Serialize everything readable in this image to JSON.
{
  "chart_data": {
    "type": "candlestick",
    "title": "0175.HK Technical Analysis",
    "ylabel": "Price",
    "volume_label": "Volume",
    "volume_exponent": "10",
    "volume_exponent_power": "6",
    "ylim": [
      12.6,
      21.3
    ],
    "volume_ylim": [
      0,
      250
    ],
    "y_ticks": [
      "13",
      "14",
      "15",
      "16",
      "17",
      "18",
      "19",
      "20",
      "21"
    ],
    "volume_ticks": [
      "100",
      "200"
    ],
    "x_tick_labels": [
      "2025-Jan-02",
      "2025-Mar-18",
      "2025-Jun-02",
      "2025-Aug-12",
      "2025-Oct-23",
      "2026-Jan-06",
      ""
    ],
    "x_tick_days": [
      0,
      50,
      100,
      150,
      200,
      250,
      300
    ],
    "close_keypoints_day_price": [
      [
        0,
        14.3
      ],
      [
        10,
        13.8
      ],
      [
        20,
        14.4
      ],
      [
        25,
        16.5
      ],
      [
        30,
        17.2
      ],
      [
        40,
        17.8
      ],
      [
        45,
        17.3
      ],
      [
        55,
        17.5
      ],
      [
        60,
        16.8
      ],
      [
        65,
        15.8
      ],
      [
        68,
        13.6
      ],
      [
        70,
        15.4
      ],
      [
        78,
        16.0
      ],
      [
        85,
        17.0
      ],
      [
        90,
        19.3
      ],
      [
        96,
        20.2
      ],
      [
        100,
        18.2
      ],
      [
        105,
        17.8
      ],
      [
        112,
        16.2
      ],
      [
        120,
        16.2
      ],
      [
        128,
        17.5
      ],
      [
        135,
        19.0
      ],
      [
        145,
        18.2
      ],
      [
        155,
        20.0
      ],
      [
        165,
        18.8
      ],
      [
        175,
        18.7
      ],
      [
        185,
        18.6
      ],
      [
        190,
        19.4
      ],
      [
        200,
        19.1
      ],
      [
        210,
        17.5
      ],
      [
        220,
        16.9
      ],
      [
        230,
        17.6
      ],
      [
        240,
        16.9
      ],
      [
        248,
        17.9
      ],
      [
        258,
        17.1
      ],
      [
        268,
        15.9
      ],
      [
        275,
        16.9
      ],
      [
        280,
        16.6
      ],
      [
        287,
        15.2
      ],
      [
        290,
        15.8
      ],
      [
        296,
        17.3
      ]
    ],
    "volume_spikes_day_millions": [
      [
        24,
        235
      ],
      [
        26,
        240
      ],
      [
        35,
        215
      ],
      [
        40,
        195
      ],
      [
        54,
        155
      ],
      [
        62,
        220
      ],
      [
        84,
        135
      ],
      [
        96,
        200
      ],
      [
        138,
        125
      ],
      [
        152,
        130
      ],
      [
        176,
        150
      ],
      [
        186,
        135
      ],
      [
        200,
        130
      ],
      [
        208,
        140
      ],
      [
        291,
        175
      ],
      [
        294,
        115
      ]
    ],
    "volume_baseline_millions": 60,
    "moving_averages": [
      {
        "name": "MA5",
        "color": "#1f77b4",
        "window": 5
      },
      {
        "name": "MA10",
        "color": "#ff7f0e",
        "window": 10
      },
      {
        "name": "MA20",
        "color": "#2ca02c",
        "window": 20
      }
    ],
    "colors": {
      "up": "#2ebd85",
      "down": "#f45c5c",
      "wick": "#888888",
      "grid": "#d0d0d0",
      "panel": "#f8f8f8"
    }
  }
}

**********

- [INSTRUCTION]
Can you restate every record above word for word?

- [FINISHED TASK]
Serialize everything readable in this image to JSON.
{
  "chart_data": {
    "type": "candlestick",
    "title": "0175.HK Technical Analysis",
    "ylabel": "Price",
    "volume_label": "Volume",
    "volume_exponent": "10",
    "volume_exponent_power": "6",
    "ylim": [
      12.6,
      21.3
    ],
    "volume_ylim": [
      0,
      250
    ],
    "y_ticks": [
      "13",
      "14",
      "15",
      "16",
      "17",
      "18",
      "19",
      "20",
      "21"
    ],
    "volume_ticks": [
      "100",
      "200"
    ],
    "x_tick_labels": [
      "2025-Jan-02",
      "2025-Mar-18",
      "2025-Jun-02",
      "2025-Aug-12",
      "2025-Oct-23",
      "2026-Jan-06",
      ""
    ],
    "x_tick_days": [
      0,
      50,
      100,
      150,
      200,
      250,
      300
    ],
    "close_keypoints_day_price": [
      [
        0,
        14.3
      ],
      [
        10,
        13.8
      ],
      [
        20,
        14.4
      ],
      [
        25,
        16.5
      ],
      [
        30,
        17.2
      ],
      [
        40,
        17.8
      ],
      [
        45,
        17.3
      ],
      [
        55,
        17.5
      ],
      [
        60,
        16.8
      ],
      [
        65,
        15.8
      ],
      [
        68,
        13.6
      ],
      [
        70,
        15.4
      ],
      [
        78,
        16.0
      ],
      [
        85,
        17.0
      ],
      [
        90,
        19.3
      ],
      [
        96,
        20.2
      ],
      [
        100,
        18.2
      ],
      [
        105,
        17.8
      ],
      [
        112,
        16.2
      ],
      [
        120,
        16.2
      ],
      [
        128,
        17.5
      ],
      [
        135,
        19.0
      ],
      [
        145,
        18.2
      ],
      [
        155,
        20.0
      ],
      [
        165,
        18.8
      ],
      [
        175,
        18.7
      ],
      [
        185,
        18.6
      ],
      [
        190,
        19.4
      ],
      [
        200,
        19.1
      ],
      [
        210,
        17.5
      ],
      [
        220,
        16.9
      ],
      [
        230,
        17.6
      ],
      [
        240,
        16.9
      ],
      [
        248,
        17.9
      ],
      [
        258,
        17.1
      ],
      [
        268,
        15.9
      ],
      [
        275,
        16.9
      ],
      [
        280,
        16.6
      ],
      [
        287,
        15.2
      ],
      [
        290,
        15.8
      ],
      [
        296,
        17.3
      ]
    ],
    "volume_spikes_day_millions": [
      [
        24,
        235
      ],
      [
        26,
        240
      ],
      [
        35,
        215
      ],
      [
        40,
        195
      ],
      [
        54,
        155
      ],
      [
        62,
        220
      ],
      [
        84,
        135
      ],
      [
        96,
        200
      ],
      [
        138,
        125
      ],
      [
        152,
        130
      ],
      [
        176,
        150
      ],
      [
        186,
        135
      ],
      [
        200,
        130
      ],
      [
        208,
        140
      ],
      [
        291,
        175
      ],
      [
        294,
        115
      ]
    ],
    "volume_baseline_millions": 60,
    "moving_averages": [
      {
        "name": "MA5",
        "color": "#1f77b4",
        "window": 5
      },
      {
        "name": "MA10",
        "color": "#ff7f0e",
        "window": 10
      },
      {
        "name": "MA20",
        "color": "#2ca02c",
        "window": 20
      }
    ],
    "colors": {
      "up": "#2ebd85",
      "down": "#f45c5c",
      "wick": "#888888",
      "grid": "#d0d0d0",
      "panel": "#f8f8f8"
    }
  }
}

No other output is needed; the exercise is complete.